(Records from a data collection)
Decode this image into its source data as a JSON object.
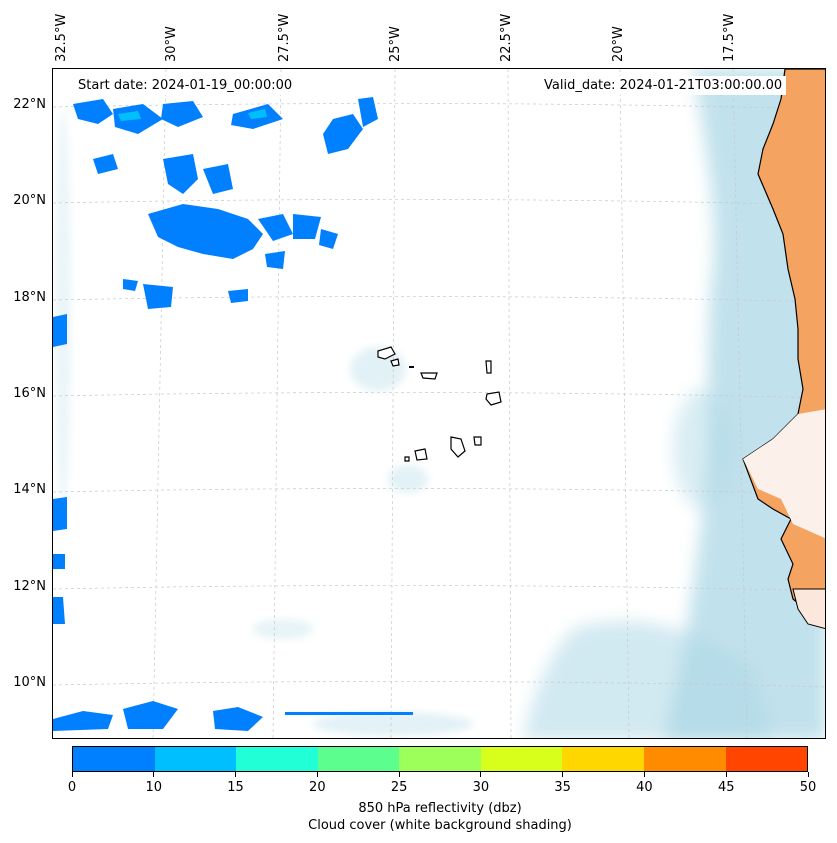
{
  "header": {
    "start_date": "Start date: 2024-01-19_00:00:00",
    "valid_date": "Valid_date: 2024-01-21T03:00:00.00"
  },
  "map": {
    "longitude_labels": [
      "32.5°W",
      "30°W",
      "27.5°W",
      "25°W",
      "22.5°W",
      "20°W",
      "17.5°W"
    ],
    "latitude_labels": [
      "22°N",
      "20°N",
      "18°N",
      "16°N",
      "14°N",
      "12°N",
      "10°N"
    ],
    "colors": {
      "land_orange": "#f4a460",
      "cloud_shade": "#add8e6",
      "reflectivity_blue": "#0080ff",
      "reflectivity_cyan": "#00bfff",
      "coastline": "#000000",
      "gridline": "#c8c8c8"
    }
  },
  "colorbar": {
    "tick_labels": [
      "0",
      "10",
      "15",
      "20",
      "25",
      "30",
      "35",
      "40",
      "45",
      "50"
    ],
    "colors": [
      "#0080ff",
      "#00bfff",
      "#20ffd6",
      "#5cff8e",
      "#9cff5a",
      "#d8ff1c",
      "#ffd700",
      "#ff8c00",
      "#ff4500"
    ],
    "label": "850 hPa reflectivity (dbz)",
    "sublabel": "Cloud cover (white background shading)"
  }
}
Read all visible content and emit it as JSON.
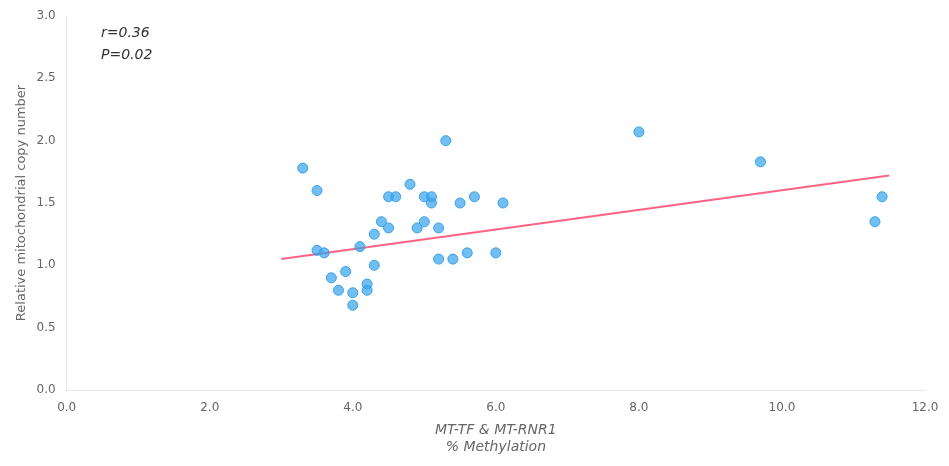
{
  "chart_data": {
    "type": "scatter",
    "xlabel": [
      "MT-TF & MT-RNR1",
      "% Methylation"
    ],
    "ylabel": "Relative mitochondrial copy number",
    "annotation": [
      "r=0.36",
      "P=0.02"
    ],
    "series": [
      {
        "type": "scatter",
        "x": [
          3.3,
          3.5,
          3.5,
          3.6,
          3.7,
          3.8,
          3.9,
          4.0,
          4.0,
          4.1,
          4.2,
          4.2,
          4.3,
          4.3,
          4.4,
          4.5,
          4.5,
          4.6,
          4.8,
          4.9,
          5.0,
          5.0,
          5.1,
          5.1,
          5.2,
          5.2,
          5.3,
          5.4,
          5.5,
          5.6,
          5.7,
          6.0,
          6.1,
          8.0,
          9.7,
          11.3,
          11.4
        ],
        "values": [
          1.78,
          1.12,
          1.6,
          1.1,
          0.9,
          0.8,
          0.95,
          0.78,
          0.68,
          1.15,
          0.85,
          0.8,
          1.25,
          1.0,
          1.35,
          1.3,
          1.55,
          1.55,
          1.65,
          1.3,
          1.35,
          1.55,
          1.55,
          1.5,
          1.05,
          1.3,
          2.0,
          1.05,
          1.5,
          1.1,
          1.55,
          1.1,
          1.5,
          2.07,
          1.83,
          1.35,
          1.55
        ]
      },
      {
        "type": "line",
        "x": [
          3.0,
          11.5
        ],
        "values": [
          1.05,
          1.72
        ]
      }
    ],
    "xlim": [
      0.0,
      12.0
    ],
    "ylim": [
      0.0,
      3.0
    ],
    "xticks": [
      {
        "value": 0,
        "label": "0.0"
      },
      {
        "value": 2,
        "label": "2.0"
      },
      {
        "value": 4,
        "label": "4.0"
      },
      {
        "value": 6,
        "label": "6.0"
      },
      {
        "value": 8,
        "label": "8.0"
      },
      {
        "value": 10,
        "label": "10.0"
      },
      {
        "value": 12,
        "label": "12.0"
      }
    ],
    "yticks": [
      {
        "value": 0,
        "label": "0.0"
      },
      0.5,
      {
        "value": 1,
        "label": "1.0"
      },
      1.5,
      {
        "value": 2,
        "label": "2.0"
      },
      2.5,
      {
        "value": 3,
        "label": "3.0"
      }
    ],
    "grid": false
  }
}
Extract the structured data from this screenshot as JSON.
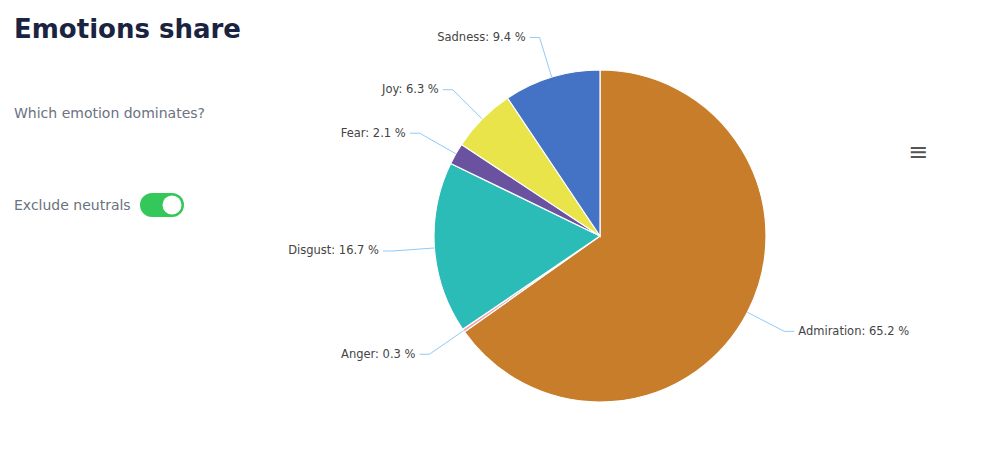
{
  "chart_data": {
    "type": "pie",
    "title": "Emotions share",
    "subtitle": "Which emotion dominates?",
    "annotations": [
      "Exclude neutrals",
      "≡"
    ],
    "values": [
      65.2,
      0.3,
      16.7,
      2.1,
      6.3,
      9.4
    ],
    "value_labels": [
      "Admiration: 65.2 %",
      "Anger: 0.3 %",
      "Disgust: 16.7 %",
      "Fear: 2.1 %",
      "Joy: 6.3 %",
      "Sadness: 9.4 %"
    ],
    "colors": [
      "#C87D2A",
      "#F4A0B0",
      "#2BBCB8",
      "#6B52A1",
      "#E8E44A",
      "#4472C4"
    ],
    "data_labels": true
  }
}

| GIVEN REQUEST |
Except for the pictures, print the data above exactly.

| SOLUTION TO THE EXERCISE |
Decode this image into its source data as a JSON object.
{
  "header": {
    "start_date": "Start date: 2024-01-19_00:00:00",
    "valid_date": "Valid_date: 2024-01-21T03:00:00.00"
  },
  "map": {
    "longitude_labels": [
      "32.5°W",
      "30°W",
      "27.5°W",
      "25°W",
      "22.5°W",
      "20°W",
      "17.5°W"
    ],
    "latitude_labels": [
      "22°N",
      "20°N",
      "18°N",
      "16°N",
      "14°N",
      "12°N",
      "10°N"
    ],
    "colors": {
      "land_orange": "#f4a460",
      "cloud_shade": "#add8e6",
      "reflectivity_blue": "#0080ff",
      "reflectivity_cyan": "#00bfff",
      "coastline": "#000000",
      "gridline": "#c8c8c8"
    }
  },
  "colorbar": {
    "tick_labels": [
      "0",
      "10",
      "15",
      "20",
      "25",
      "30",
      "35",
      "40",
      "45",
      "50"
    ],
    "colors": [
      "#0080ff",
      "#00bfff",
      "#20ffd6",
      "#5cff8e",
      "#9cff5a",
      "#d8ff1c",
      "#ffd700",
      "#ff8c00",
      "#ff4500"
    ],
    "label": "850 hPa reflectivity (dbz)",
    "sublabel": "Cloud cover (white background shading)"
  }
}
Read all visible content and emit it as JSON.
{
  "chart_data": {
    "type": "scatter",
    "xlabel": [
      "MT-TF & MT-RNR1",
      "% Methylation"
    ],
    "ylabel": "Relative mitochondrial copy number",
    "annotation": [
      "r=0.36",
      "P=0.02"
    ],
    "series": [
      {
        "type": "scatter",
        "x": [
          3.3,
          3.5,
          3.5,
          3.6,
          3.7,
          3.8,
          3.9,
          4.0,
          4.0,
          4.1,
          4.2,
          4.2,
          4.3,
          4.3,
          4.4,
          4.5,
          4.5,
          4.6,
          4.8,
          4.9,
          5.0,
          5.0,
          5.1,
          5.1,
          5.2,
          5.2,
          5.3,
          5.4,
          5.5,
          5.6,
          5.7,
          6.0,
          6.1,
          8.0,
          9.7,
          11.3,
          11.4
        ],
        "values": [
          1.78,
          1.12,
          1.6,
          1.1,
          0.9,
          0.8,
          0.95,
          0.78,
          0.68,
          1.15,
          0.85,
          0.8,
          1.25,
          1.0,
          1.35,
          1.3,
          1.55,
          1.55,
          1.65,
          1.3,
          1.35,
          1.55,
          1.55,
          1.5,
          1.05,
          1.3,
          2.0,
          1.05,
          1.5,
          1.1,
          1.55,
          1.1,
          1.5,
          2.07,
          1.83,
          1.35,
          1.55
        ]
      },
      {
        "type": "line",
        "x": [
          3.0,
          11.5
        ],
        "values": [
          1.05,
          1.72
        ]
      }
    ],
    "xlim": [
      0.0,
      12.0
    ],
    "ylim": [
      0.0,
      3.0
    ],
    "xticks": [
      {
        "value": 0,
        "label": "0.0"
      },
      {
        "value": 2,
        "label": "2.0"
      },
      {
        "value": 4,
        "label": "4.0"
      },
      {
        "value": 6,
        "label": "6.0"
      },
      {
        "value": 8,
        "label": "8.0"
      },
      {
        "value": 10,
        "label": "10.0"
      },
      {
        "value": 12,
        "label": "12.0"
      }
    ],
    "yticks": [
      {
        "value": 0,
        "label": "0.0"
      },
      0.5,
      {
        "value": 1,
        "label": "1.0"
      },
      1.5,
      {
        "value": 2,
        "label": "2.0"
      },
      2.5,
      {
        "value": 3,
        "label": "3.0"
      }
    ],
    "grid": false
  }
}
Extract the structured data from this screenshot as JSON.
{
  "chart_data": {
    "type": "pie",
    "title": "Emotions share",
    "subtitle": "Which emotion dominates?",
    "annotations": [
      "Exclude neutrals",
      "≡"
    ],
    "values": [
      65.2,
      0.3,
      16.7,
      2.1,
      6.3,
      9.4
    ],
    "value_labels": [
      "Admiration: 65.2 %",
      "Anger: 0.3 %",
      "Disgust: 16.7 %",
      "Fear: 2.1 %",
      "Joy: 6.3 %",
      "Sadness: 9.4 %"
    ],
    "colors": [
      "#C87D2A",
      "#F4A0B0",
      "#2BBCB8",
      "#6B52A1",
      "#E8E44A",
      "#4472C4"
    ],
    "data_labels": true
  }
}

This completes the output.